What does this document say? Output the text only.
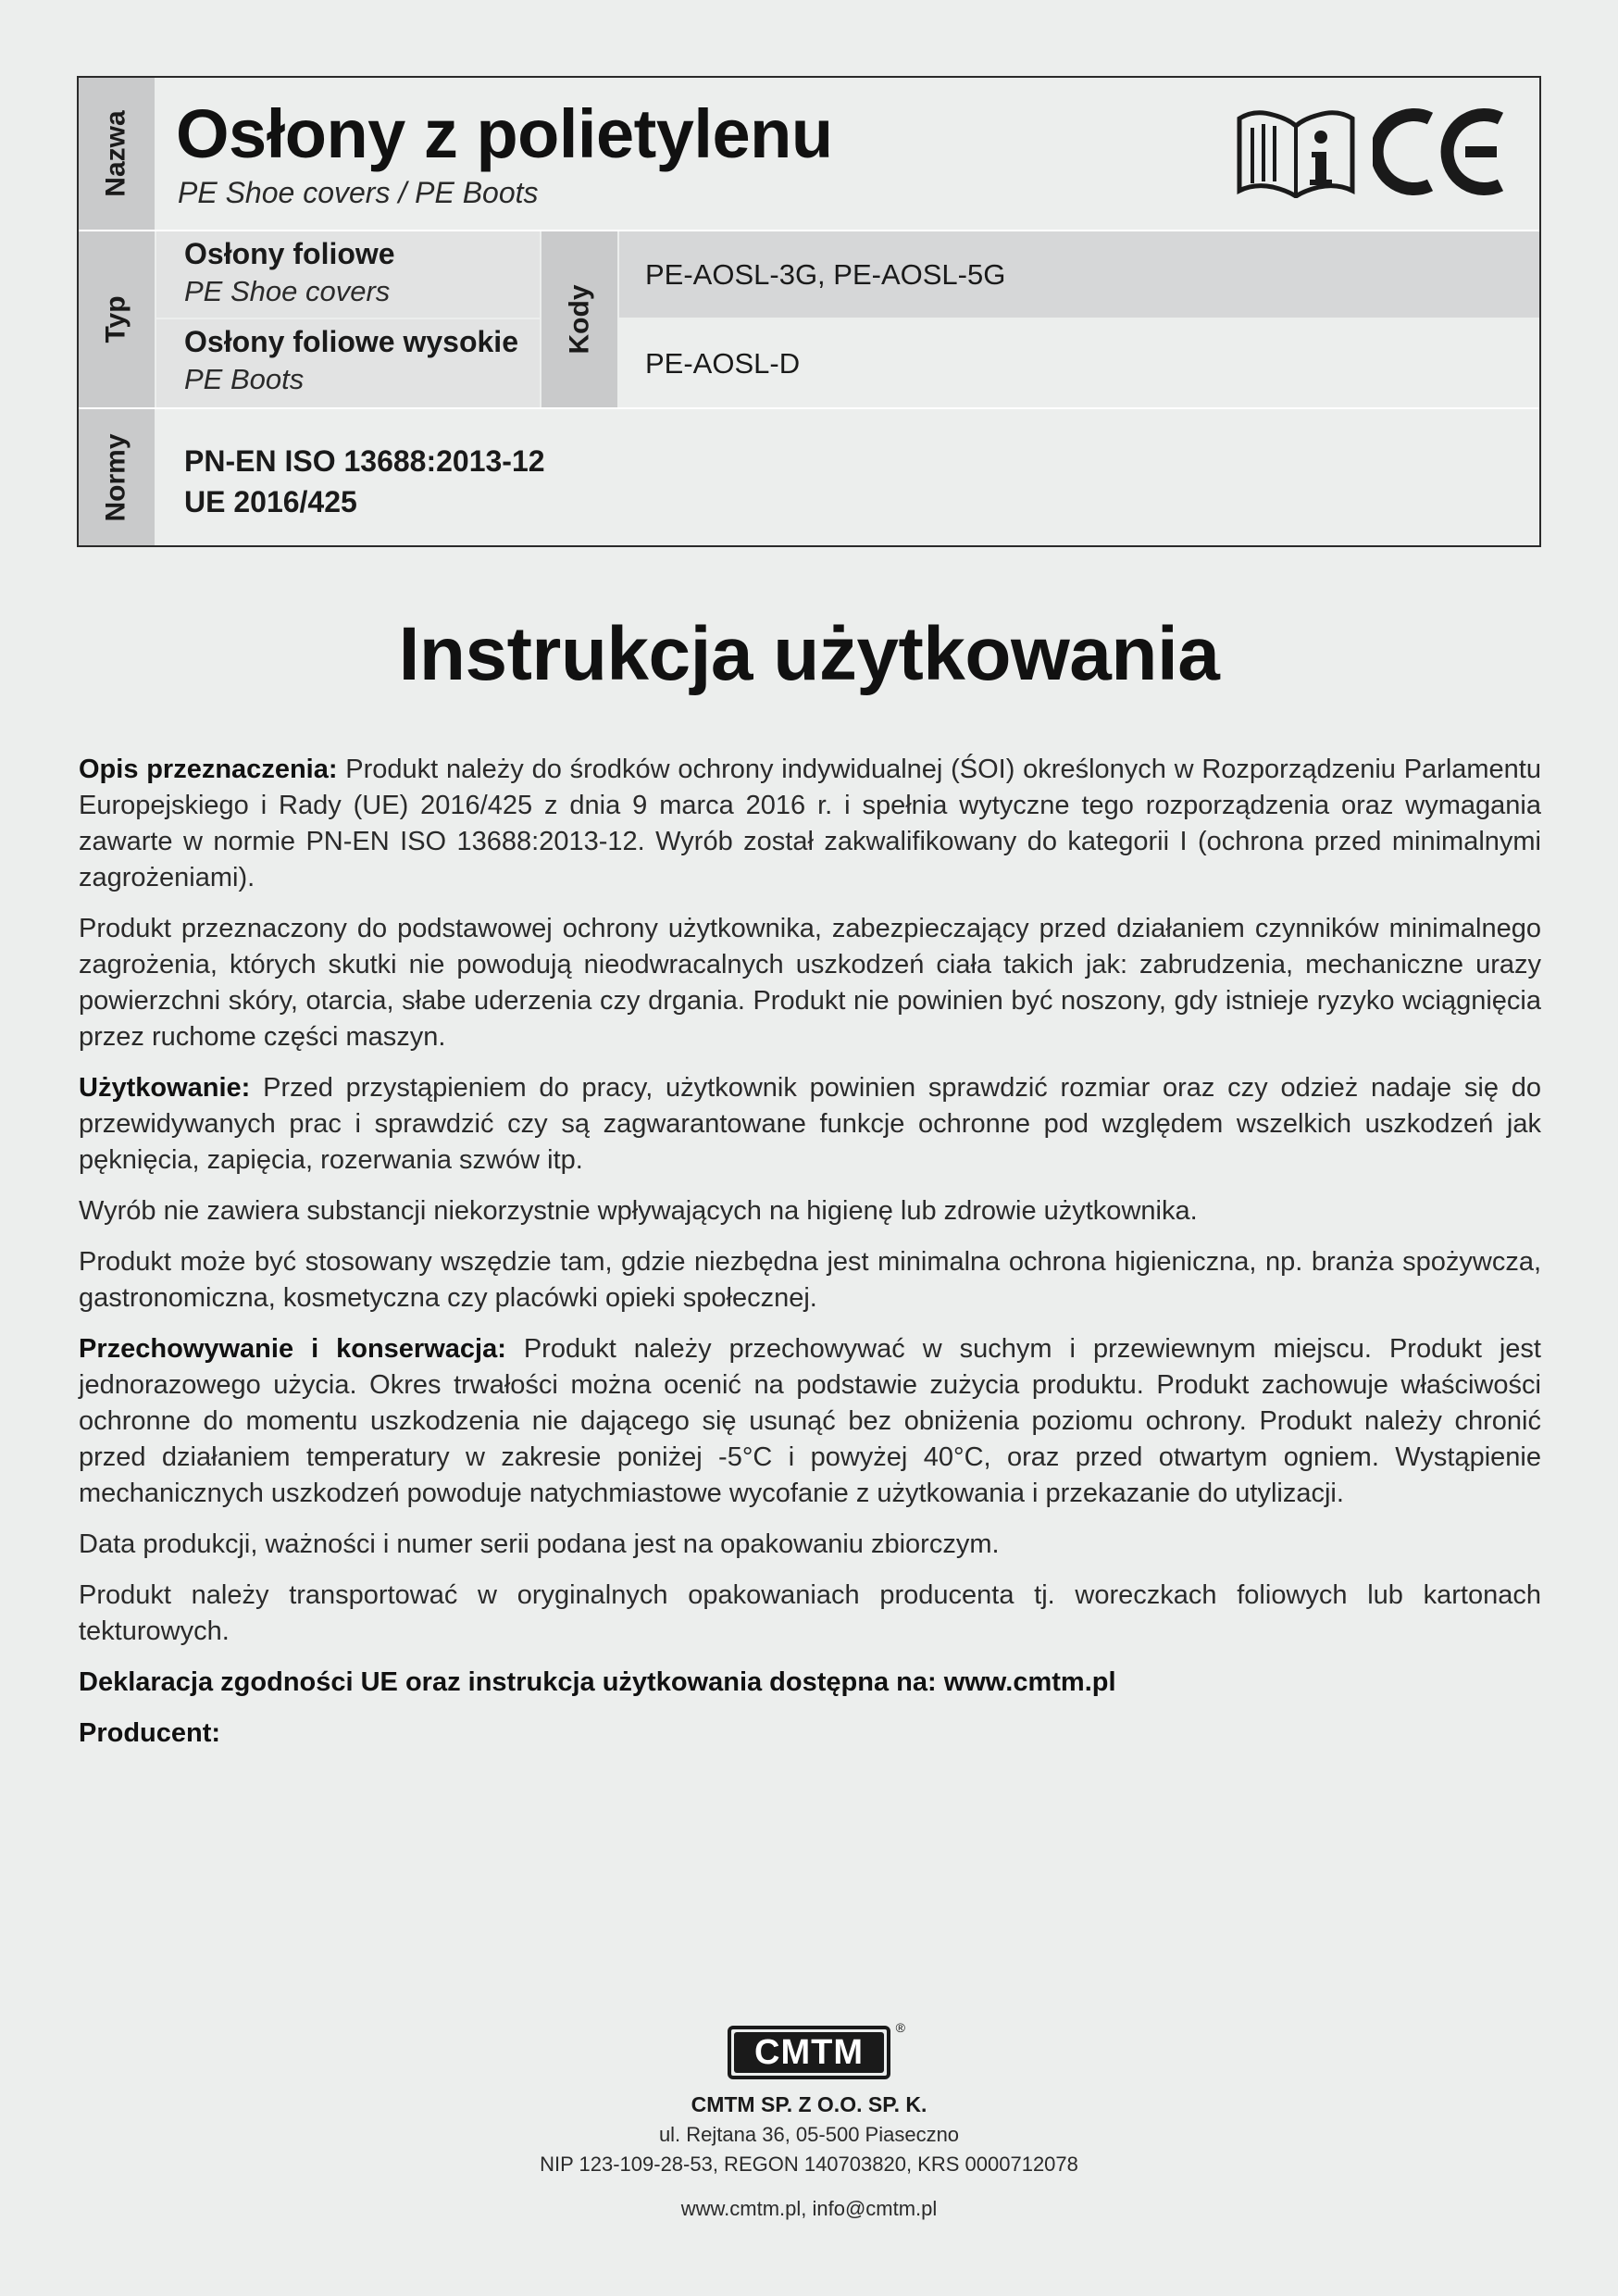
Nazwa Osłony z polietylenu
PE Shoe covers / PE Boots
Typ
Osłony foliowe
PE Shoe covers
Osłony foliowe wysokie
PE Boots
Kody
PE-AOSL-3G, PE-AOSL-5G
PE-AOSL-D
Normy PN-EN ISO 13688:2013-12
UE 2016/425
Instrukcja użytkowania

Opis przeznaczenia: Produkt należy do środków ochrony indywidualnej (ŚOI) określonych w Rozporządzeniu Parlamentu Europejskiego i Rady (UE) 2016/425 z dnia 9 marca 2016 r. i spełnia wytyczne tego rozporządzenia oraz wymagania zawarte w normie PN-EN ISO 13688:2013-12. Wyrób został zakwalifikowany do kategorii I (ochrona przed minimalnymi zagrożeniami).

Produkt przeznaczony do podstawowej ochrony użytkownika, zabezpieczający przed działaniem czynników minimalnego zagrożenia, których skutki nie powodują nieodwracalnych uszkodzeń ciała takich jak: zabrudzenia, mechaniczne urazy powierzchni skóry, otarcia, słabe uderzenia czy drgania. Produkt nie powinien być noszony, gdy istnieje ryzyko wciągnięcia przez ruchome części maszyn.

Użytkowanie: Przed przystąpieniem do pracy, użytkownik powinien sprawdzić rozmiar oraz czy odzież nadaje się do przewidywanych prac i sprawdzić czy są zagwarantowane funkcje ochronne pod względem wszelkich uszkodzeń jak pęknięcia, zapięcia, rozerwania szwów itp.

Wyrób nie zawiera substancji niekorzystnie wpływających na higienę lub zdrowie użytkownika.

Produkt może być stosowany wszędzie tam, gdzie niezbędna jest minimalna ochrona higieniczna, np. branża spożywcza, gastronomiczna, kosmetyczna czy placówki opieki społecznej.

Przechowywanie i konserwacja: Produkt należy przechowywać w suchym i przewiewnym miejscu. Produkt jest jednorazowego użycia. Okres trwałości można ocenić na podstawie zużycia produktu. Produkt zachowuje właściwości ochronne do momentu uszkodzenia nie dającego się usunąć bez obniżenia poziomu ochrony. Produkt należy chronić przed działaniem temperatury w zakresie poniżej -5°C i powyżej 40°C, oraz przed otwartym ogniem. Wystąpienie mechanicznych uszkodzeń powoduje natychmiastowe wycofanie z użytkowania i przekazanie do utylizacji.

Data produkcji, ważności i numer serii podana jest na opakowaniu zbiorczym.

Produkt należy transportować w oryginalnych opakowaniach producenta tj. woreczkach foliowych lub kartonach tekturowych.

Deklaracja zgodności UE oraz instrukcja użytkowania dostępna na: www.cmtm.pl

Producent:

CMTM
®
CMTM SP. Z O.O. SP. K.
ul. Rejtana 36, 05-500 Piaseczno
NIP 123-109-28-53, REGON 140703820, KRS 0000712078
www.cmtm.pl, info@cmtm.pl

------

• What you have to do
Leave the pictures out and write out every entry exactly as given.

• Task response
What does this document say? Output the text only.
Nazwa Osłony z polietylenu
PE Shoe covers / PE Boots
Typ
Osłony foliowe
PE Shoe covers
Osłony foliowe wysokie
PE Boots
Kody
PE-AOSL-3G, PE-AOSL-5G
PE-AOSL-D
Normy PN-EN ISO 13688:2013-12
UE 2016/425
Instrukcja użytkowania

Opis przeznaczenia: Produkt należy do środków ochrony indywidualnej (ŚOI) określonych w Rozporządzeniu Parlamentu Europejskiego i Rady (UE) 2016/425 z dnia 9 marca 2016 r. i spełnia wytyczne tego rozporządzenia oraz wymagania zawarte w normie PN-EN ISO 13688:2013-12. Wyrób został zakwalifikowany do kategorii I (ochrona przed minimalnymi zagrożeniami).

Produkt przeznaczony do podstawowej ochrony użytkownika, zabezpieczający przed działaniem czynników minimalnego zagrożenia, których skutki nie powodują nieodwracalnych uszkodzeń ciała takich jak: zabrudzenia, mechaniczne urazy powierzchni skóry, otarcia, słabe uderzenia czy drgania. Produkt nie powinien być noszony, gdy istnieje ryzyko wciągnięcia przez ruchome części maszyn.

Użytkowanie: Przed przystąpieniem do pracy, użytkownik powinien sprawdzić rozmiar oraz czy odzież nadaje się do przewidywanych prac i sprawdzić czy są zagwarantowane funkcje ochronne pod względem wszelkich uszkodzeń jak pęknięcia, zapięcia, rozerwania szwów itp.

Wyrób nie zawiera substancji niekorzystnie wpływających na higienę lub zdrowie użytkownika.

Produkt może być stosowany wszędzie tam, gdzie niezbędna jest minimalna ochrona higieniczna, np. branża spożywcza, gastronomiczna, kosmetyczna czy placówki opieki społecznej.

Przechowywanie i konserwacja: Produkt należy przechowywać w suchym i przewiewnym miejscu. Produkt jest jednorazowego użycia. Okres trwałości można ocenić na podstawie zużycia produktu. Produkt zachowuje właściwości ochronne do momentu uszkodzenia nie dającego się usunąć bez obniżenia poziomu ochrony. Produkt należy chronić przed działaniem temperatury w zakresie poniżej -5°C i powyżej 40°C, oraz przed otwartym ogniem. Wystąpienie mechanicznych uszkodzeń powoduje natychmiastowe wycofanie z użytkowania i przekazanie do utylizacji.

Data produkcji, ważności i numer serii podana jest na opakowaniu zbiorczym.

Produkt należy transportować w oryginalnych opakowaniach producenta tj. woreczkach foliowych lub kartonach tekturowych.

Deklaracja zgodności UE oraz instrukcja użytkowania dostępna na: www.cmtm.pl

Producent:

CMTM
®
CMTM SP. Z O.O. SP. K.
ul. Rejtana 36, 05-500 Piaseczno
NIP 123-109-28-53, REGON 140703820, KRS 0000712078
www.cmtm.pl, info@cmtm.pl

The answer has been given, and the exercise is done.